## BEGIN RECORD EXCERPTS

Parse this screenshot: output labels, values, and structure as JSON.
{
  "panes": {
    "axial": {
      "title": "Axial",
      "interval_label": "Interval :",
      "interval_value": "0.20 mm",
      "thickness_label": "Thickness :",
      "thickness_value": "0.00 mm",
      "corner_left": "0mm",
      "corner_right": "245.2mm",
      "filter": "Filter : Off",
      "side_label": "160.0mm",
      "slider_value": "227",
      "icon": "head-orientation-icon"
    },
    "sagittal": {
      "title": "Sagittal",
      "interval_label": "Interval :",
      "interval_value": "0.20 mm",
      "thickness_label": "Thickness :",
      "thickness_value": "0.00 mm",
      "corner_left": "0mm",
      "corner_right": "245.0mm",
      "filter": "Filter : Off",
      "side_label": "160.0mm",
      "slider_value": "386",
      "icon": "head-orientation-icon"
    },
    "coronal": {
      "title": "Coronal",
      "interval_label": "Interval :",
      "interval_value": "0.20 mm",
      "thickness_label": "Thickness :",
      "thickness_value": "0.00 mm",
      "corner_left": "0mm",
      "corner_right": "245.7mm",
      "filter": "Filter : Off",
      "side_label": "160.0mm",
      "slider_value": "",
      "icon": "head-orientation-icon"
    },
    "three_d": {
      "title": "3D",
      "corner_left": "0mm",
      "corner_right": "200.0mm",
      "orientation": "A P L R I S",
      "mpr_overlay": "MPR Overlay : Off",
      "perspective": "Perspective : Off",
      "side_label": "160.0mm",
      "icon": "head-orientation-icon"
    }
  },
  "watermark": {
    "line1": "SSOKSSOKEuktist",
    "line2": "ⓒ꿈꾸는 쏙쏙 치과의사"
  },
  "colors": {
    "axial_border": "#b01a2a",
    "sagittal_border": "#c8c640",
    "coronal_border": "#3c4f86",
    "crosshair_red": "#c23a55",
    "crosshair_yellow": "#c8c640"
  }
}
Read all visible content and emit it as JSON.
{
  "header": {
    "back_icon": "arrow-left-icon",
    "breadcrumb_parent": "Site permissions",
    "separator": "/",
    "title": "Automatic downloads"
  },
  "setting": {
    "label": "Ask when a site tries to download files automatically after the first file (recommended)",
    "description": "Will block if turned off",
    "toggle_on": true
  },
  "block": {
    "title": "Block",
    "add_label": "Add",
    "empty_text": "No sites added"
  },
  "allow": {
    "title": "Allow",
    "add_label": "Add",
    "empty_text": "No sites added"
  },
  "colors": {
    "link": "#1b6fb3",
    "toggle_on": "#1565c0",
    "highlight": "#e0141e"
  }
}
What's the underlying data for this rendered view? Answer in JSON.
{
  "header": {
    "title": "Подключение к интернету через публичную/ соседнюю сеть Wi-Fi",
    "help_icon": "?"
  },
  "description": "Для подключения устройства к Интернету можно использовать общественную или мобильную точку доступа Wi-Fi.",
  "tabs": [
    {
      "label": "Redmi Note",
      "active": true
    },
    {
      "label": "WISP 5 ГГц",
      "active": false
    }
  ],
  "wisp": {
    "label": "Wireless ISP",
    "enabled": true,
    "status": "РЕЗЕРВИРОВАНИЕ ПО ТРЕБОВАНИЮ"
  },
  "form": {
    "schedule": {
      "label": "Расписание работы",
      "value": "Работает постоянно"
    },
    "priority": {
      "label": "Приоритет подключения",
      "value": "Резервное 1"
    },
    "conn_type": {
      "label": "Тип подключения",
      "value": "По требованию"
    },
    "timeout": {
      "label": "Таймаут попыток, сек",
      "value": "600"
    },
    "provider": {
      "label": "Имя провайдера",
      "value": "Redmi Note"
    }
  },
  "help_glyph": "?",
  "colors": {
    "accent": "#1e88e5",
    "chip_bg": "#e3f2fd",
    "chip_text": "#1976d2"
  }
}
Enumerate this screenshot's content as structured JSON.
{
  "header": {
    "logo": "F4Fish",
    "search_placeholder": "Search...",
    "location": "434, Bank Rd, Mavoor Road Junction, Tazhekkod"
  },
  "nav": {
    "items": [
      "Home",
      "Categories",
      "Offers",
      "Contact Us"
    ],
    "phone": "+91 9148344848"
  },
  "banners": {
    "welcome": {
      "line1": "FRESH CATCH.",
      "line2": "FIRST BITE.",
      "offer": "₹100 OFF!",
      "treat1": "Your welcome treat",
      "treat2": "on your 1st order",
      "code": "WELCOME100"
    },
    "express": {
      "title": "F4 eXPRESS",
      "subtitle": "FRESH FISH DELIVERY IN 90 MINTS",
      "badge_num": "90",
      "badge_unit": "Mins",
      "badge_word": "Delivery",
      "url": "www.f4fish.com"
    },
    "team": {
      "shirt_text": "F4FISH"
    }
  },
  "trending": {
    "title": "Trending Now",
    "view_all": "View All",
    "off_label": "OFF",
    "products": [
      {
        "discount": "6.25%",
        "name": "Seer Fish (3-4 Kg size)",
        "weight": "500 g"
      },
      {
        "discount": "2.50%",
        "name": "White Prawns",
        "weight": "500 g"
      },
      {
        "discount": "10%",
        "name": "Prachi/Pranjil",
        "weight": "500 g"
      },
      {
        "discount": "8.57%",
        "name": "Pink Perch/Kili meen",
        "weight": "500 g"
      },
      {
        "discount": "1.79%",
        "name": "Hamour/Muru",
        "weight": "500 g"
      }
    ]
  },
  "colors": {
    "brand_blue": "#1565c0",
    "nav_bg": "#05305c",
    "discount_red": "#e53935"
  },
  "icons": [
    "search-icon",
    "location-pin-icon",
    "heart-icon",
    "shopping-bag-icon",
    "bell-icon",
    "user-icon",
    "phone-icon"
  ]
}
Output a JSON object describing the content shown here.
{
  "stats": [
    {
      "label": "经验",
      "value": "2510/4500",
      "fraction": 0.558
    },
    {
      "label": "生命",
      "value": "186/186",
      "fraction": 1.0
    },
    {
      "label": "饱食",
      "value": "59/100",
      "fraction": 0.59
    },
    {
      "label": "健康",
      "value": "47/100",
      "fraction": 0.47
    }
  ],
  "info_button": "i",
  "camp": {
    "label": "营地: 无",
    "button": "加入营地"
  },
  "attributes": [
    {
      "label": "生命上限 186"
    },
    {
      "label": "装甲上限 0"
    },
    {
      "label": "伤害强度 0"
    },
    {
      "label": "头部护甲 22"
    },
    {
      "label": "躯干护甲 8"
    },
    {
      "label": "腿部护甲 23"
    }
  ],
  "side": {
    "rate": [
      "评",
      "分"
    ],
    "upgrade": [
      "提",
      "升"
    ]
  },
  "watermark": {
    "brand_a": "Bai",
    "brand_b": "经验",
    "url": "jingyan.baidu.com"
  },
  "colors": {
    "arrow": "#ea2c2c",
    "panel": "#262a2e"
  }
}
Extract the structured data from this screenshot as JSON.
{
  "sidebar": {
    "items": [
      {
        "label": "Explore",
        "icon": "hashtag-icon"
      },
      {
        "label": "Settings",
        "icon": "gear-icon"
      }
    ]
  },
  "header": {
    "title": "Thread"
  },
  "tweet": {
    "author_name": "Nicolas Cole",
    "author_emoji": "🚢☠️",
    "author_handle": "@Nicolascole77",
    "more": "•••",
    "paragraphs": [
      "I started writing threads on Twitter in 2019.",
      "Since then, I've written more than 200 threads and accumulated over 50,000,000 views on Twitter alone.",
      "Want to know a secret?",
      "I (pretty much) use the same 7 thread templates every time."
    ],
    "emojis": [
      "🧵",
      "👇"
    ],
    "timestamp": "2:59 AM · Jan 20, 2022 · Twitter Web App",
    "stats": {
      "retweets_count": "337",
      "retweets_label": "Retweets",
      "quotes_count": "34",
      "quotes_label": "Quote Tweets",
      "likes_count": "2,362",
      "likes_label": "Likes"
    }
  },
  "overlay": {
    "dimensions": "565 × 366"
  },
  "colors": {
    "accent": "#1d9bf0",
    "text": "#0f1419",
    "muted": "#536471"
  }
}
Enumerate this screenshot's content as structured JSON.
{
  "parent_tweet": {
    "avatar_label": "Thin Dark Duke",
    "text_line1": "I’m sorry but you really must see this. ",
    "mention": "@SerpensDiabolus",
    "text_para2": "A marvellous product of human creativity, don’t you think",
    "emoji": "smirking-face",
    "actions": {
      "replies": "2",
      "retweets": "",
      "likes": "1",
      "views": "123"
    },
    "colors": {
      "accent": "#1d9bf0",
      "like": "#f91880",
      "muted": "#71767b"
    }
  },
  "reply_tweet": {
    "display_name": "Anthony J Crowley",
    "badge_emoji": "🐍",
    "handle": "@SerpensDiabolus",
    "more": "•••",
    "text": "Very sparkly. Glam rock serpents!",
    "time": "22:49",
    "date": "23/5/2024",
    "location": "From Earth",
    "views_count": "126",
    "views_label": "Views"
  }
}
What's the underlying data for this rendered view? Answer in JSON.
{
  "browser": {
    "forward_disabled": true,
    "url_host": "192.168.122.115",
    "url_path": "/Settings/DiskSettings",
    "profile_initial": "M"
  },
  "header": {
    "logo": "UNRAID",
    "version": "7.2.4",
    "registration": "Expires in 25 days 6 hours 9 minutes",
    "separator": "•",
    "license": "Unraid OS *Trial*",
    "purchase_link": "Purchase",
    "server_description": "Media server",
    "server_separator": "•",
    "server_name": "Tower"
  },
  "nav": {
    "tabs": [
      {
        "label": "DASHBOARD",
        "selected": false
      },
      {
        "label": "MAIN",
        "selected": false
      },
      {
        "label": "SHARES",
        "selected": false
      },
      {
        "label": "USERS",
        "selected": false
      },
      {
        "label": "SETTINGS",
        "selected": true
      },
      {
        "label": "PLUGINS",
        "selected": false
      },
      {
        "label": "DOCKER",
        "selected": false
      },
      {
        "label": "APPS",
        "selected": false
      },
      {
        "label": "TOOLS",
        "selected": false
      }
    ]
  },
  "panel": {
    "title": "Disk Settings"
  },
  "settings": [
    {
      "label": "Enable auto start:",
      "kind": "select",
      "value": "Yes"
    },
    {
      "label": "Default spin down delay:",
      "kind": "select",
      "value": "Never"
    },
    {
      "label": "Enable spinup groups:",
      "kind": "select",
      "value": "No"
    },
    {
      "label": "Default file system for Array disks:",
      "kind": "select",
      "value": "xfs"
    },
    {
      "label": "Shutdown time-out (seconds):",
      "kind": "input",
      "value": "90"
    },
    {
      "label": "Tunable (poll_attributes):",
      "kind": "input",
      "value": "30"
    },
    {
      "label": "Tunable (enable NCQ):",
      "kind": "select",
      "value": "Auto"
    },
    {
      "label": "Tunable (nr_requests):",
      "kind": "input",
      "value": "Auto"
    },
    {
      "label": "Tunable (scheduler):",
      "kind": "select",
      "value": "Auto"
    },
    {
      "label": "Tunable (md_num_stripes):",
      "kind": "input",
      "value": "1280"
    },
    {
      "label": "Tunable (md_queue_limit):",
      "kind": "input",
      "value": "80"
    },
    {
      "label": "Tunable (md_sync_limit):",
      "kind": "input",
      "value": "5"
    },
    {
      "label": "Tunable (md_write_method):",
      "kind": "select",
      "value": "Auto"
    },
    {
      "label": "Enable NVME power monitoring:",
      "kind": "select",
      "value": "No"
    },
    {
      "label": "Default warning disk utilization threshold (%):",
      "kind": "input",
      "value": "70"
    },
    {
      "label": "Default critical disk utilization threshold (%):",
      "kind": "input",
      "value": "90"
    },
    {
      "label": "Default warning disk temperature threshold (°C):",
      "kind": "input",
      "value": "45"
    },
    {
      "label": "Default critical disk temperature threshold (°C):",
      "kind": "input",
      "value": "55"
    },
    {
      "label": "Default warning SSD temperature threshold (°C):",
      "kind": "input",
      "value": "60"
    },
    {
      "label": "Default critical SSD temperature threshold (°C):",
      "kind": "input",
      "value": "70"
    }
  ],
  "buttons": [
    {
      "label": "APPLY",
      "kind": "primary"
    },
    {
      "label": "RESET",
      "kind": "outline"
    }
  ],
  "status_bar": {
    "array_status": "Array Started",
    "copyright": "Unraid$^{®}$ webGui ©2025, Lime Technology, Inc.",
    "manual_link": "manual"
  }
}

## END RECORD EXCERPTS

EXERCISE TASK =
Gather, from the listing above, every line carrying the word "utilization".

REPLY TO THE TASK =
      "label": "Default warning disk utilization threshold (%):",
      "label": "Default critical disk utilization threshold (%):",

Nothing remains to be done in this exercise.